[[ Material to process open ]]

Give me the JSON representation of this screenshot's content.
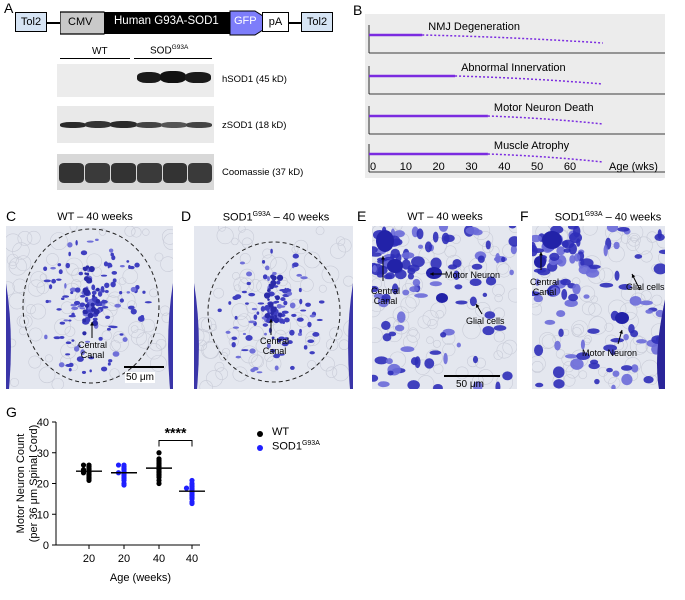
{
  "panels": {
    "A": "A",
    "B": "B",
    "C": "C",
    "D": "D",
    "E": "E",
    "F": "F",
    "G": "G"
  },
  "construct": {
    "tol2_left": "Tol2",
    "cmv": "CMV",
    "gene": "Human G93A-SOD1",
    "gfp": "GFP",
    "pa": "pA",
    "tol2_right": "Tol2"
  },
  "blot": {
    "wt_label": "WT",
    "sod_label": "SOD",
    "sod_sup": "G93A",
    "rows": [
      {
        "label": "hSOD1 (45 kD)"
      },
      {
        "label": "zSOD1 (18 kD)"
      },
      {
        "label": "Coomassie (37 kD)"
      }
    ]
  },
  "timeline": {
    "rows": [
      "NMJ Degeneration",
      "Abnormal Innervation",
      "Motor Neuron Death",
      "Muscle Atrophy"
    ],
    "onset_weeks": [
      15,
      25,
      35,
      35
    ],
    "end_weeks": [
      70,
      70,
      70,
      70
    ],
    "ticks": [
      "0",
      "10",
      "20",
      "30",
      "40",
      "50",
      "60"
    ],
    "tick_values": [
      0,
      10,
      20,
      30,
      40,
      50,
      60
    ],
    "axis_label": "Age (wks)",
    "line_color": "#7b2be0"
  },
  "micro": {
    "c_title": "WT – 40 weeks",
    "d_title_a": "SOD1",
    "d_title_sup": "G93A",
    "d_title_b": " – 40 weeks",
    "e_title": "WT – 40 weeks",
    "f_title_a": "SOD1",
    "f_title_sup": "G93A",
    "f_title_b": " – 40 weeks",
    "central_canal_1": "Central",
    "central_canal_2": "Canal",
    "scale_c": "50 μm",
    "scale_e": "50 μm",
    "motor_neuron": "Motor Neuron",
    "glial_cells": "Glial cells"
  },
  "chart_data": {
    "type": "scatter",
    "ylabel_line1": "Motor Neuron Count",
    "ylabel_line2": "(per 36 μm Spinal Cord)",
    "xlabel": "Age (weeks)",
    "ylim": [
      0,
      40
    ],
    "yticks": [
      "0",
      "10",
      "20",
      "30",
      "40"
    ],
    "categories": [
      "20",
      "20",
      "40",
      "40"
    ],
    "significance": "****",
    "legend": [
      {
        "name": "WT",
        "color": "#000000"
      },
      {
        "name": "SOD1",
        "sup": "G93A",
        "color": "#1f1fff"
      }
    ],
    "groups": [
      {
        "series": "WT",
        "age": 20,
        "color": "#000000",
        "mean": 24,
        "values": [
          26,
          26,
          25.5,
          25,
          24.5,
          24.5,
          24,
          24,
          23.5,
          23.5,
          23,
          22.5,
          22,
          21.5,
          21
        ]
      },
      {
        "series": "SOD1 G93A",
        "age": 20,
        "color": "#1f1fff",
        "mean": 23.5,
        "values": [
          26,
          26,
          25.5,
          25,
          24.5,
          24,
          23.5,
          23.5,
          23,
          22.5,
          22,
          21.5,
          21,
          20,
          19.5
        ]
      },
      {
        "series": "WT",
        "age": 40,
        "color": "#000000",
        "mean": 25,
        "values": [
          30,
          28,
          27.5,
          27,
          26.5,
          26,
          25.5,
          25,
          24.5,
          24,
          23.5,
          23,
          22.5,
          22,
          21,
          20
        ]
      },
      {
        "series": "SOD1 G93A",
        "age": 40,
        "color": "#1f1fff",
        "mean": 17.5,
        "values": [
          21,
          20,
          19.5,
          19,
          18.5,
          18.5,
          18,
          17.5,
          17,
          16.5,
          16,
          15.5,
          15,
          14,
          13.5
        ]
      }
    ]
  }
}
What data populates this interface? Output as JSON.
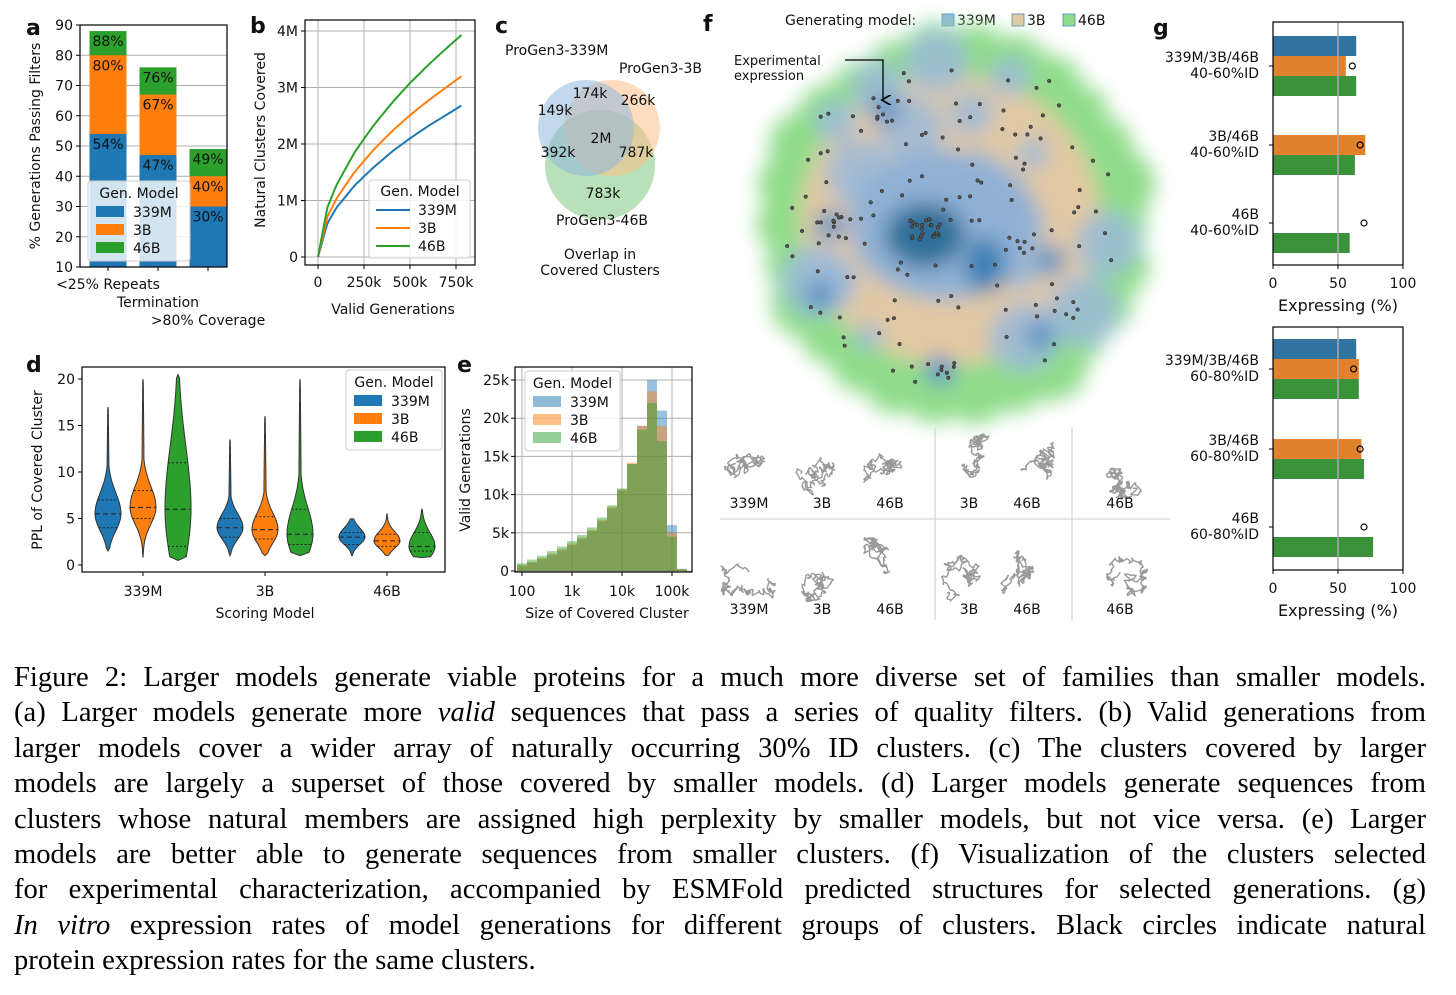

[[ Material to process closed ]]

◆ **Required work**:
Within the entries above, how many lines contain "JSON"? Respond with the number only.

◆ **Answer space**:
2